#### [Предоставленный текст]
■ ■ ■ ■ ■ ■ ■
С уважением
Это отпечатанный текст, а на нем от руки Авдеевым написано: «Доложить немедленно!» Сделать это было весьма затруднительно, так как я в момент его получения был не в посольстве, а в резиденции Милошевича, куда уже прибыл и Черномырдин. Но мой помощник по безопасности – весьма энергичный пробивной работник, смог прорваться через все посты охраны и доставить мне это послание. Я в свою очередь вручил его Виктору Степановичу. Никакой видимой реакции от спецпредставителя не последовало, взглянул на переданный ему текст и небрежно засунул его в папочку.
На этом с войной заканчиваю, как и закончилась она сама 10 июня после принятия соответствующей резолюции Совбеза ООН. А уже на следующий день произошло еще одно неординарное событие. Белград уже несколько дней не бомбили, и вечером я спокойно покинул посольство, чтобы отправиться в резиденцию. На выходе встречаю двух генерал-лейтенантов – нашего военного атташе Евгения Николаевича Бармянцева и прибывшего из Москвы в командировку Виктора Михайловича Заварзина. Они что-то оживленно обсуждают.
«О чем дискутируете, товарищи?» – спрашиваю их. «Да вот о предстоящей переброске нашего десантного батальона из Углевика в Приштину, командовать которым поручено Виктору Михайловичу», – отвечает военный атташе. «Какая переброска?» – недоумеваю я. «А вы разве по своей линии соответствующую информацию не получали?» Вынужден был признать, что не получал. Осталось только пожелать успехов Заварзину в выполнении возложенной на него миссии и отправиться домой.
Рассказал жене о неожиданной новости, с обидой (или досадой) сказав: «Ну надо же, такое важное мероприятие, а известить о нем посла не удосужились». Но оказалось, что в неведении был не только я. Посреди ночи звонит мне министр и возмущенно спрашивает, что тут у вас творится. «Не понимаю, Игорь Сергеевич, ты это о чем?» В ответ Иванов бросил трубку. Как выяснилось на следующий день, когда просочились первые известия о движении нашей колонны к Приштине, Иванов позвонил своему коллеге министру обороны Сергееву. Тот якобы сказал ему, что это, как сейчас принято называть, «фейк» (или деза по-старому). После чего Игорь Сергеевич так и заявил журналистам на краткой пресс-конференции. Недавно – к двадцатилетию марш-броска – прошла и специальная телепередача, и появилась масса других публикаций и комментариев на эту тему. Зачастую они весьма противоречивы, и разобраться, где правда, а где вымысел, не так уж и просто. Да я этого делать и не собираюсь, ведь описываю только то, чему сам был свидетелем.
■ ■ ■ ■ ■ ■ ■
#### [Исходные данные]
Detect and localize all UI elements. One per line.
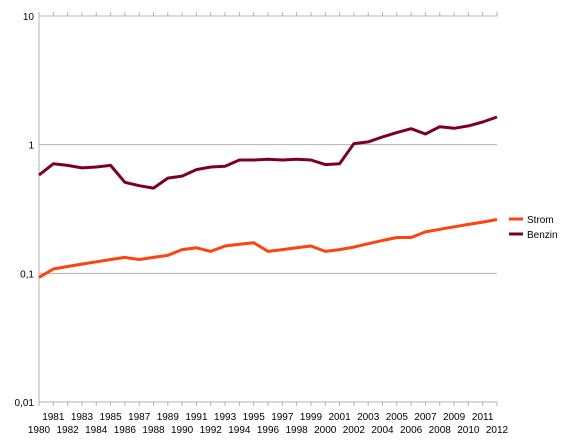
■ ■ ■ ■ ■ ■ ■
#### [Поставленная задача A]
Когда, согласно воспоминаниям о марш-броске на Приштину, закончилась война?
#### [Поставленная задача B]
Продолжите воспоминания о марш-броске на Приштину с последнего приведенного предложения.
Строки представляют собой отдельный материал.

#### [Итог A]
Война закончилась 10 июня после принятия соответствующей резолюции Совбеза ООН.

#### [Итог B]
В Приштину мне затем приходилось ездить пару раз с обязательным посещением базы наших десантников. Принимали меня там весьма радушно, а когда возникала нужда куда-то проехать, выделяли пару-тройку бронемашин для охраны. Ситуация в крае еще долгое время сохранялась весьма опасная. Албанские боевики не прекращали свои вылазки, от которых гибли мирные сербские жители. В один из заездов я посетил офис администрации ООН в Косово. На состоявшейся встрече его глава Бернар Кушнер (впоследствии министр иностранных дел Франции) с гордостью доложил мне, что с каждым днем количество убитых сербов уменьшается, тогда-то их было столько-то, а сейчас столько. «Да, – согласился я с ним, – думаю, скоро их совсем не будет». – «Вы так полагаете?» – удовлетворенно спросил собеседник. «Да почти уверен, – разочаровал я его, – если дела так пойдут и дальше, в крае больше ни одного живого серба не останется». Кушнер сразу и не нашелся, чем ответить на мой черный юмор.
Война-то закончилась, а вот о том, что я до ее начала прошел все формальные процедуры для назначения послом в Королевство Марокко, как-то не вспоминали. Оставалась нерешенной лишь последняя проблемка – подпись президента Ельцина под соответствующим указом. Как рассказывали мне ребята из секретариата министра, его подготовленный текст всегда лежал наготове в папке у Игоря Сергеевича и тот только ждал благоприятного момента, чтобы представить его на подписание. А такой момент все не наступал и не наступал. Таким образом, еще полгода я продолжал свою трудовую деятельность в Югославии. Вновь пришлось заниматься привычными вопросами восстановления двустороннего сотрудничества в различных областях. А в середине ноября мне даже предоставили отпуск с разрешением провести его в Москве. Чем мы с удовольствием и воспользовались.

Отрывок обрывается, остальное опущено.